=== TASK INPUT ===
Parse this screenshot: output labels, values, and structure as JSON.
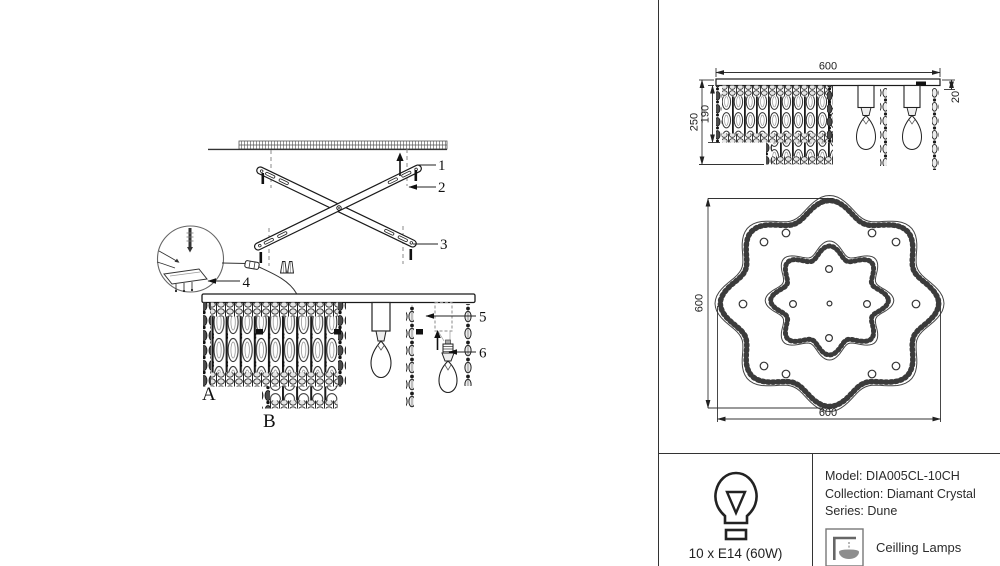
{
  "colors": {
    "line": "#222222",
    "dim": "#333333",
    "mesh_dark": "#3a3a3a",
    "background": "#ffffff"
  },
  "assembly": {
    "callout_1": "1",
    "callout_2": "2",
    "callout_3": "3",
    "callout_4": "4",
    "callout_5": "5",
    "callout_6": "6",
    "label_a": "A",
    "label_b": "B"
  },
  "side_view": {
    "dim_width": "600",
    "dim_height_total": "250",
    "dim_height_body": "190",
    "dim_plate_offset": "20"
  },
  "top_view": {
    "dim_height": "600",
    "dim_width": "600"
  },
  "spec_box": {
    "bulb_spec": "10 x E14 (60W)",
    "model_label": "Model:",
    "model_value": "DIA005CL-10CH",
    "collection_label": "Collection:",
    "collection_value": "Diamant Crystal",
    "series_label": "Series:",
    "series_value": "Dune",
    "category": "Ceilling Lamps",
    "icons": {
      "bulb": "bulb-icon",
      "ceiling_lamp": "ceiling-lamp-icon"
    }
  }
}
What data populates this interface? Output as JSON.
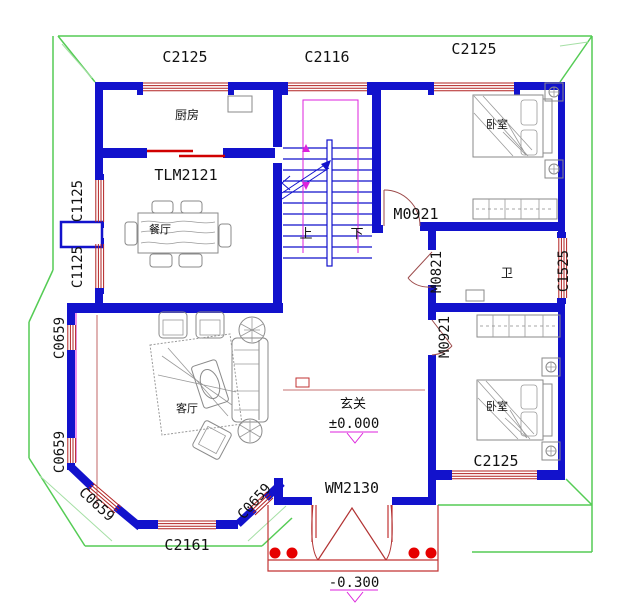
{
  "drawing": {
    "type": "residential first-floor plan",
    "entry_level": "±0.000",
    "porch_level": "-0.300"
  },
  "rooms": {
    "kitchen": "厨房",
    "dining": "餐厅",
    "living": "客厅",
    "entry": "玄关",
    "bath": "卫",
    "bedroom_top": "卧室",
    "bedroom_bottom": "卧室"
  },
  "stairs": {
    "up": "上",
    "down": "下"
  },
  "windows": {
    "c2125_top_left": "C2125",
    "c2116_top": "C2116",
    "c2125_top_right": "C2125",
    "c1125_upper": "C1125",
    "c1125_lower": "C1125",
    "c0659_upper": "C0659",
    "c0659_lower": "C0659",
    "c0659_bay_left": "C0659",
    "c0659_bay_right": "C0659",
    "c2161_bay": "C2161",
    "c2125_bottom": "C2125",
    "c1525_right": "C1525"
  },
  "doors": {
    "tlm2121_kitchen": "TLM2121",
    "m0921_bedroom_top": "M0921",
    "m0821_bath": "M0821",
    "m0921_bedroom_bottom": "M0921",
    "wm2130_entry": "WM2130"
  },
  "levels": {
    "entry": "±0.000",
    "porch": "-0.300"
  },
  "colors": {
    "wall_blue": "#1212cc",
    "window_red": "#b22222",
    "eave_green": "#55cc55",
    "accent_magenta": "#dd22dd",
    "column_red": "#e60000"
  }
}
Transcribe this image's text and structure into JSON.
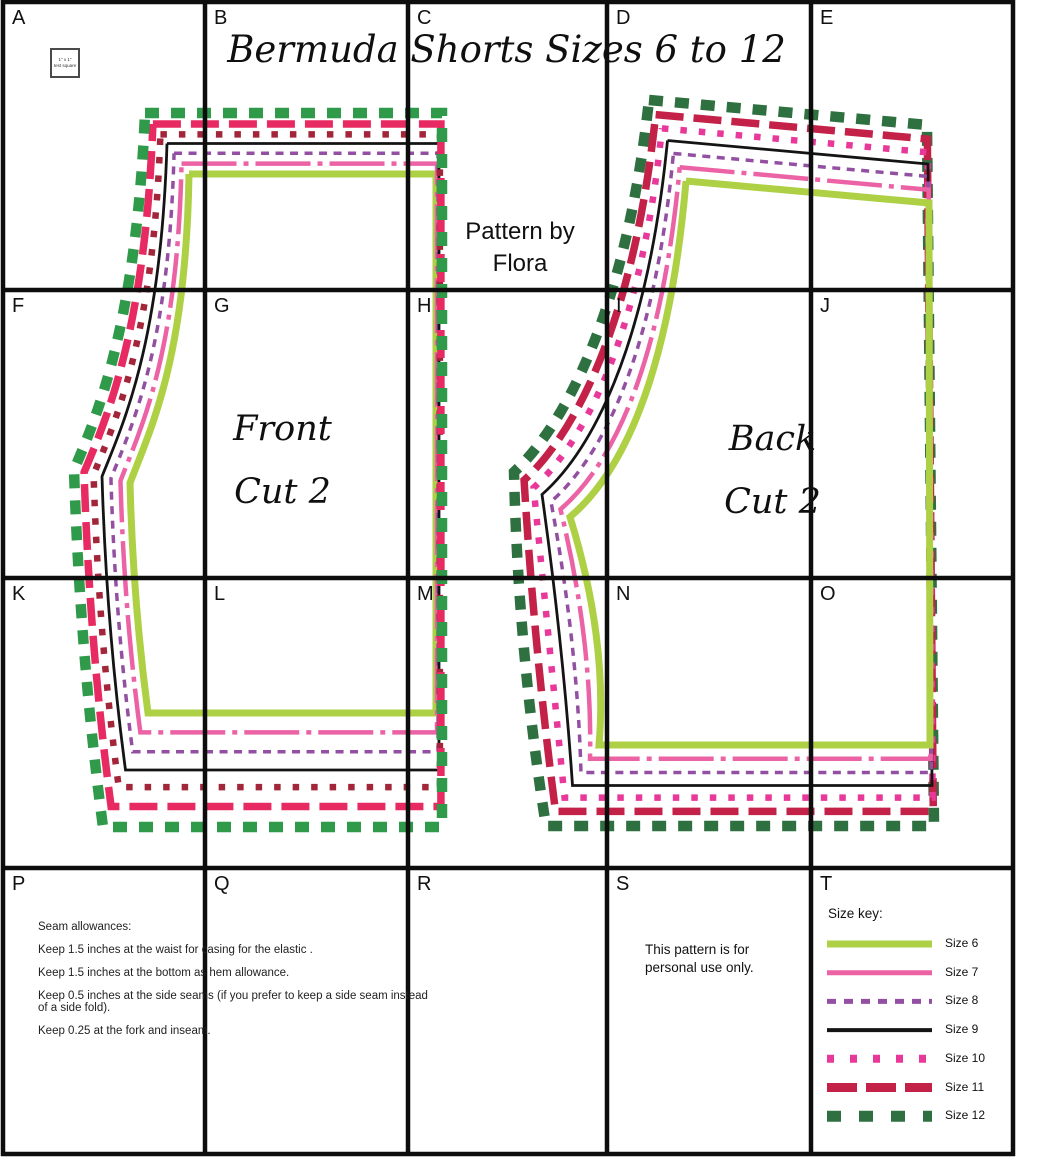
{
  "title": "Bermuda Shorts Sizes 6 to 12",
  "byline": {
    "line1": "Pattern by",
    "line2": "Flora"
  },
  "test_square": {
    "line1": "1\" x 1\"",
    "line2": "test square"
  },
  "grid": {
    "tile_labels": [
      "A",
      "B",
      "C",
      "D",
      "E",
      "F",
      "G",
      "H",
      "I",
      "J",
      "K",
      "L",
      "M",
      "N",
      "O",
      "P",
      "Q",
      "R",
      "S",
      "T"
    ],
    "col_lines": [
      3,
      205,
      408,
      607,
      811,
      1013
    ],
    "row_lines": [
      2,
      290,
      578,
      868,
      1154
    ],
    "line_color": "#0d0d0d",
    "line_width": 4.5
  },
  "sizes": [
    {
      "id": "6",
      "label": "Size 6",
      "t": 0.0,
      "color": "#aed044",
      "width": 7,
      "dash": "",
      "key_width": 7,
      "key_dash": ""
    },
    {
      "id": "7",
      "label": "Size 7",
      "t": 0.17,
      "color": "#ec63a5",
      "width": 4.5,
      "dash": "55 7 5 7",
      "key_width": 5,
      "key_dash": ""
    },
    {
      "id": "8",
      "label": "Size 8",
      "t": 0.34,
      "color": "#9350a2",
      "width": 3.5,
      "dash": "8 6.5",
      "key_width": 5,
      "key_dash": "9 8"
    },
    {
      "id": "9",
      "label": "Size 9",
      "t": 0.5,
      "color": "#141414",
      "width": 2.8,
      "dash": "",
      "key_width": 4,
      "key_dash": ""
    },
    {
      "id": "10",
      "label": "Size 10",
      "t": 0.65,
      "color": "#e8399a",
      "width": 6.5,
      "dash": "6.5 12",
      "key_width": 8,
      "key_dash": "7 16"
    },
    {
      "id": "11",
      "label": "Size 11",
      "t": 0.82,
      "color": "#c32148",
      "width": 7.5,
      "dash": "28 10",
      "key_width": 9,
      "key_dash": "30 9"
    },
    {
      "id": "12",
      "label": "Size 12",
      "t": 1.0,
      "color": "#2e7040",
      "width": 10.5,
      "dash": "14 12",
      "key_width": 11,
      "key_dash": "14 18"
    }
  ],
  "pieces": [
    {
      "name": "front",
      "label_line1": "Front",
      "label_line2": "Cut 2",
      "draw_order": [
        "6",
        "7",
        "8",
        "9",
        "10",
        "11",
        "12"
      ],
      "color_overrides": {
        "10": "#a22539",
        "11": "#e82a62",
        "12": "#2f9a4a"
      },
      "geometry": {
        "inner": {
          "waist_left": [
            189,
            174
          ],
          "waist_right": [
            436,
            174
          ],
          "fold_bottom": [
            436,
            713
          ],
          "hem_left": [
            148,
            713
          ],
          "inseam_ctrl": [
            133,
            600
          ],
          "crotch": [
            130,
            483
          ],
          "rise_c1": [
            150,
            430
          ],
          "rise_c2": [
            186,
            360
          ]
        },
        "outer": {
          "waist_left": [
            145,
            113
          ],
          "waist_right": [
            442,
            113
          ],
          "fold_bottom": [
            442,
            827
          ],
          "hem_left": [
            103,
            827
          ],
          "inseam_ctrl": [
            80,
            655
          ],
          "crotch": [
            74,
            470
          ],
          "rise_c1": [
            95,
            420
          ],
          "rise_c2": [
            136,
            330
          ]
        }
      }
    },
    {
      "name": "back",
      "label_line1": "Back",
      "label_line2": "Cut 2",
      "draw_order": [
        "12",
        "11",
        "10",
        "9",
        "8",
        "7",
        "6"
      ],
      "color_overrides": {},
      "geometry": {
        "inner": {
          "waist_left": [
            686,
            181
          ],
          "waist_right": [
            929,
            203
          ],
          "fold_bottom": [
            930,
            745
          ],
          "hem_left": [
            599,
            745
          ],
          "inseam_ctrl": [
            608,
            640
          ],
          "crotch": [
            570,
            517
          ],
          "rise_c1": [
            616,
            478
          ],
          "rise_c2": [
            668,
            390
          ]
        },
        "outer": {
          "waist_left": [
            649,
            100
          ],
          "waist_right": [
            927,
            125
          ],
          "fold_bottom": [
            934,
            826
          ],
          "hem_left": [
            546,
            826
          ],
          "inseam_ctrl": [
            518,
            650
          ],
          "crotch": [
            514,
            472
          ],
          "rise_c1": [
            560,
            430
          ],
          "rise_c2": [
            625,
            320
          ]
        }
      }
    }
  ],
  "size_key": {
    "heading": "Size key:",
    "swatch_x1": 827,
    "swatch_x2": 932,
    "label_x": 945,
    "first_row_y": 944,
    "row_gap": 28.7
  },
  "notes": {
    "heading": "Seam allowances:",
    "lines": [
      "Keep 1.5 inches at the waist for casing for the elastic .",
      "Keep 1.5 inches at the bottom as hem allowance.",
      "Keep 0.5 inches at the side seams (if you prefer to keep a side seam instead of a side fold).",
      "Keep 0.25 at the fork and inseam."
    ]
  },
  "usage_note": {
    "line1": "This pattern is for",
    "line2": "personal use only."
  }
}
===
YOUR OBJECTIVE: Return to the listing above and set it down exactly, leaving out its pictures.

ANSWER TO THIS EXERCISE:
Parse this screenshot: output labels, values, and structure as JSON.
{
  "colors": {
    "line": "#222222",
    "dim": "#333333",
    "mesh_dark": "#3a3a3a",
    "background": "#ffffff"
  },
  "assembly": {
    "callout_1": "1",
    "callout_2": "2",
    "callout_3": "3",
    "callout_4": "4",
    "callout_5": "5",
    "callout_6": "6",
    "label_a": "A",
    "label_b": "B"
  },
  "side_view": {
    "dim_width": "600",
    "dim_height_total": "250",
    "dim_height_body": "190",
    "dim_plate_offset": "20"
  },
  "top_view": {
    "dim_height": "600",
    "dim_width": "600"
  },
  "spec_box": {
    "bulb_spec": "10 x E14 (60W)",
    "model_label": "Model:",
    "model_value": "DIA005CL-10CH",
    "collection_label": "Collection:",
    "collection_value": "Diamant Crystal",
    "series_label": "Series:",
    "series_value": "Dune",
    "category": "Ceilling Lamps",
    "icons": {
      "bulb": "bulb-icon",
      "ceiling_lamp": "ceiling-lamp-icon"
    }
  }
}
What data populates this interface? Output as JSON.
{
  "drawing": {
    "type": "residential first-floor plan",
    "entry_level": "±0.000",
    "porch_level": "-0.300"
  },
  "rooms": {
    "kitchen": "厨房",
    "dining": "餐厅",
    "living": "客厅",
    "entry": "玄关",
    "bath": "卫",
    "bedroom_top": "卧室",
    "bedroom_bottom": "卧室"
  },
  "stairs": {
    "up": "上",
    "down": "下"
  },
  "windows": {
    "c2125_top_left": "C2125",
    "c2116_top": "C2116",
    "c2125_top_right": "C2125",
    "c1125_upper": "C1125",
    "c1125_lower": "C1125",
    "c0659_upper": "C0659",
    "c0659_lower": "C0659",
    "c0659_bay_left": "C0659",
    "c0659_bay_right": "C0659",
    "c2161_bay": "C2161",
    "c2125_bottom": "C2125",
    "c1525_right": "C1525"
  },
  "doors": {
    "tlm2121_kitchen": "TLM2121",
    "m0921_bedroom_top": "M0921",
    "m0821_bath": "M0821",
    "m0921_bedroom_bottom": "M0921",
    "wm2130_entry": "WM2130"
  },
  "levels": {
    "entry": "±0.000",
    "porch": "-0.300"
  },
  "colors": {
    "wall_blue": "#1212cc",
    "window_red": "#b22222",
    "eave_green": "#55cc55",
    "accent_magenta": "#dd22dd",
    "column_red": "#e60000"
  }
}
Transcribe this image's text and structure into JSON.
{
  "title": "Bermuda Shorts Sizes 6 to 12",
  "byline": {
    "line1": "Pattern by",
    "line2": "Flora"
  },
  "test_square": {
    "line1": "1\" x 1\"",
    "line2": "test square"
  },
  "grid": {
    "tile_labels": [
      "A",
      "B",
      "C",
      "D",
      "E",
      "F",
      "G",
      "H",
      "I",
      "J",
      "K",
      "L",
      "M",
      "N",
      "O",
      "P",
      "Q",
      "R",
      "S",
      "T"
    ],
    "col_lines": [
      3,
      205,
      408,
      607,
      811,
      1013
    ],
    "row_lines": [
      2,
      290,
      578,
      868,
      1154
    ],
    "line_color": "#0d0d0d",
    "line_width": 4.5
  },
  "sizes": [
    {
      "id": "6",
      "label": "Size 6",
      "t": 0.0,
      "color": "#aed044",
      "width": 7,
      "dash": "",
      "key_width": 7,
      "key_dash": ""
    },
    {
      "id": "7",
      "label": "Size 7",
      "t": 0.17,
      "color": "#ec63a5",
      "width": 4.5,
      "dash": "55 7 5 7",
      "key_width": 5,
      "key_dash": ""
    },
    {
      "id": "8",
      "label": "Size 8",
      "t": 0.34,
      "color": "#9350a2",
      "width": 3.5,
      "dash": "8 6.5",
      "key_width": 5,
      "key_dash": "9 8"
    },
    {
      "id": "9",
      "label": "Size 9",
      "t": 0.5,
      "color": "#141414",
      "width": 2.8,
      "dash": "",
      "key_width": 4,
      "key_dash": ""
    },
    {
      "id": "10",
      "label": "Size 10",
      "t": 0.65,
      "color": "#e8399a",
      "width": 6.5,
      "dash": "6.5 12",
      "key_width": 8,
      "key_dash": "7 16"
    },
    {
      "id": "11",
      "label": "Size 11",
      "t": 0.82,
      "color": "#c32148",
      "width": 7.5,
      "dash": "28 10",
      "key_width": 9,
      "key_dash": "30 9"
    },
    {
      "id": "12",
      "label": "Size 12",
      "t": 1.0,
      "color": "#2e7040",
      "width": 10.5,
      "dash": "14 12",
      "key_width": 11,
      "key_dash": "14 18"
    }
  ],
  "pieces": [
    {
      "name": "front",
      "label_line1": "Front",
      "label_line2": "Cut 2",
      "draw_order": [
        "6",
        "7",
        "8",
        "9",
        "10",
        "11",
        "12"
      ],
      "color_overrides": {
        "10": "#a22539",
        "11": "#e82a62",
        "12": "#2f9a4a"
      },
      "geometry": {
        "inner": {
          "waist_left": [
            189,
            174
          ],
          "waist_right": [
            436,
            174
          ],
          "fold_bottom": [
            436,
            713
          ],
          "hem_left": [
            148,
            713
          ],
          "inseam_ctrl": [
            133,
            600
          ],
          "crotch": [
            130,
            483
          ],
          "rise_c1": [
            150,
            430
          ],
          "rise_c2": [
            186,
            360
          ]
        },
        "outer": {
          "waist_left": [
            145,
            113
          ],
          "waist_right": [
            442,
            113
          ],
          "fold_bottom": [
            442,
            827
          ],
          "hem_left": [
            103,
            827
          ],
          "inseam_ctrl": [
            80,
            655
          ],
          "crotch": [
            74,
            470
          ],
          "rise_c1": [
            95,
            420
          ],
          "rise_c2": [
            136,
            330
          ]
        }
      }
    },
    {
      "name": "back",
      "label_line1": "Back",
      "label_line2": "Cut 2",
      "draw_order": [
        "12",
        "11",
        "10",
        "9",
        "8",
        "7",
        "6"
      ],
      "color_overrides": {},
      "geometry": {
        "inner": {
          "waist_left": [
            686,
            181
          ],
          "waist_right": [
            929,
            203
          ],
          "fold_bottom": [
            930,
            745
          ],
          "hem_left": [
            599,
            745
          ],
          "inseam_ctrl": [
            608,
            640
          ],
          "crotch": [
            570,
            517
          ],
          "rise_c1": [
            616,
            478
          ],
          "rise_c2": [
            668,
            390
          ]
        },
        "outer": {
          "waist_left": [
            649,
            100
          ],
          "waist_right": [
            927,
            125
          ],
          "fold_bottom": [
            934,
            826
          ],
          "hem_left": [
            546,
            826
          ],
          "inseam_ctrl": [
            518,
            650
          ],
          "crotch": [
            514,
            472
          ],
          "rise_c1": [
            560,
            430
          ],
          "rise_c2": [
            625,
            320
          ]
        }
      }
    }
  ],
  "size_key": {
    "heading": "Size key:",
    "swatch_x1": 827,
    "swatch_x2": 932,
    "label_x": 945,
    "first_row_y": 944,
    "row_gap": 28.7
  },
  "notes": {
    "heading": "Seam allowances:",
    "lines": [
      "Keep 1.5 inches at the waist for casing for the elastic .",
      "Keep 1.5 inches at the bottom as hem allowance.",
      "Keep 0.5 inches at the side seams (if you prefer to keep a side seam instead of a side fold).",
      "Keep 0.25 at the fork and inseam."
    ]
  },
  "usage_note": {
    "line1": "This pattern is for",
    "line2": "personal use only."
  }
}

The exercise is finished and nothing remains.